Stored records
▬▬▬

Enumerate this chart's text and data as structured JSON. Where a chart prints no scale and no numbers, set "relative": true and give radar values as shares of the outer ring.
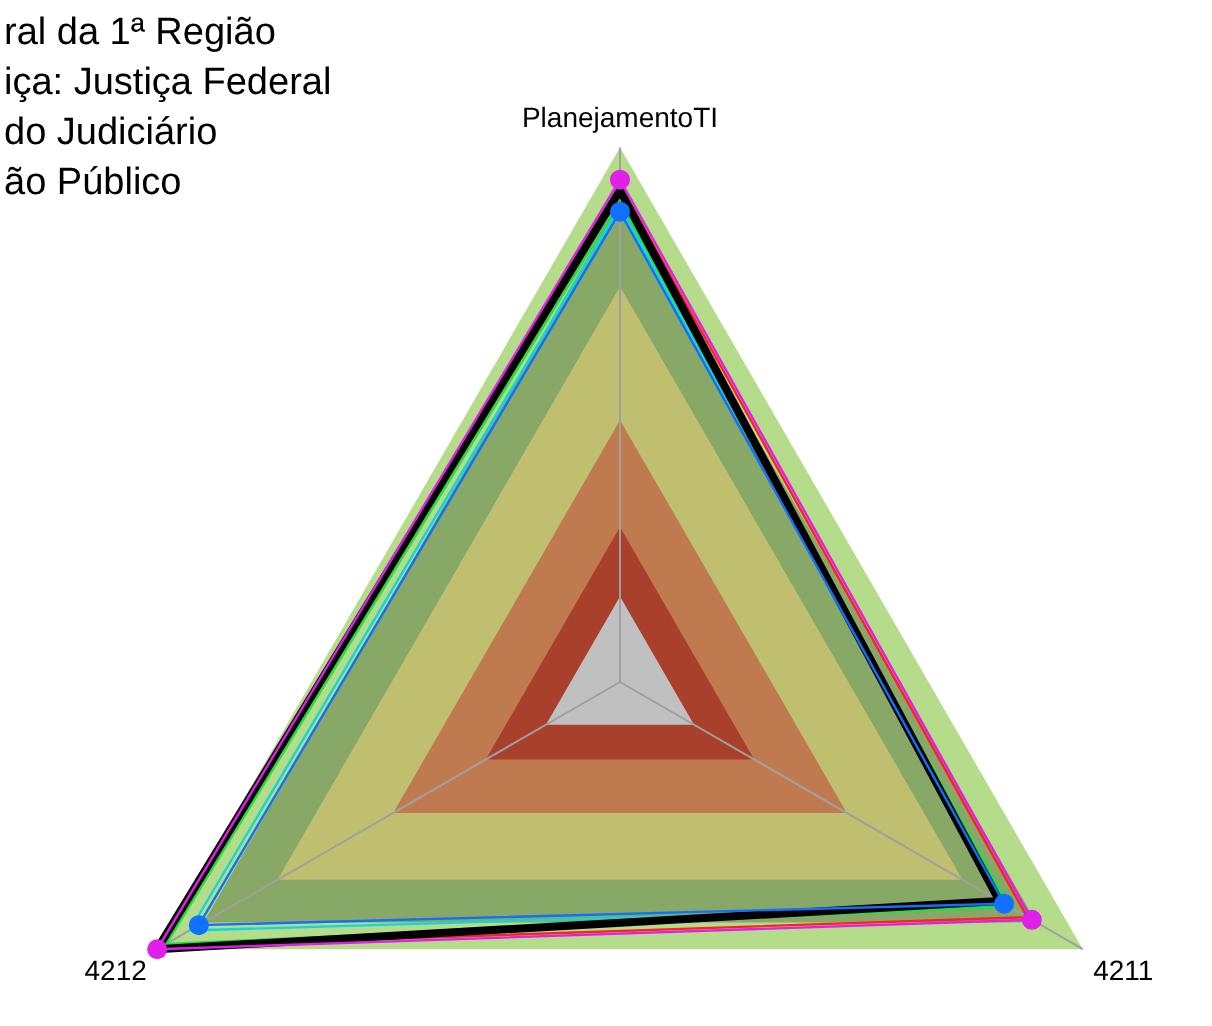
{
  "chart_data": {
    "type": "radar",
    "relative": true,
    "categories": [
      "PlanejamentoTI",
      "4211",
      "4212"
    ],
    "annotations": [
      "ral da 1ª Região",
      "iça: Justiça Federal",
      "do Judiciário",
      "ão Público"
    ],
    "series": [
      {
        "color": "#000000",
        "values": [
          0.92,
          0.82,
          1.0
        ],
        "marker": "none"
      },
      {
        "color": "#ff2020",
        "values": [
          0.93,
          0.88,
          0.99
        ],
        "marker": "none"
      },
      {
        "color": "#20e040",
        "values": [
          0.9,
          0.84,
          0.98
        ],
        "marker": "none"
      },
      {
        "color": "#10d8d8",
        "values": [
          0.89,
          0.84,
          0.93
        ],
        "marker": "none"
      },
      {
        "color": "#1070ff",
        "values": [
          0.88,
          0.83,
          0.91
        ],
        "marker": "circle"
      },
      {
        "color": "#e020e8",
        "values": [
          0.94,
          0.89,
          1.0
        ],
        "marker": "circle"
      }
    ],
    "grid": false,
    "legend": false
  }
}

▬▬▬

**Task requirements**
Reproduce every entry exactly, but omit each picture.

**Exercise solution**
Enumerate this chart's text and data as structured JSON. Where a chart prints no scale and no numbers, set "relative": true and give radar values as shares of the outer ring.
{
  "chart_data": {
    "type": "radar",
    "relative": true,
    "categories": [
      "PlanejamentoTI",
      "4211",
      "4212"
    ],
    "annotations": [
      "ral da 1ª Região",
      "iça: Justiça Federal",
      "do Judiciário",
      "ão Público"
    ],
    "series": [
      {
        "color": "#000000",
        "values": [
          0.92,
          0.82,
          1.0
        ],
        "marker": "none"
      },
      {
        "color": "#ff2020",
        "values": [
          0.93,
          0.88,
          0.99
        ],
        "marker": "none"
      },
      {
        "color": "#20e040",
        "values": [
          0.9,
          0.84,
          0.98
        ],
        "marker": "none"
      },
      {
        "color": "#10d8d8",
        "values": [
          0.89,
          0.84,
          0.93
        ],
        "marker": "none"
      },
      {
        "color": "#1070ff",
        "values": [
          0.88,
          0.83,
          0.91
        ],
        "marker": "circle"
      },
      {
        "color": "#e020e8",
        "values": [
          0.94,
          0.89,
          1.0
        ],
        "marker": "circle"
      }
    ],
    "grid": false,
    "legend": false
  }
}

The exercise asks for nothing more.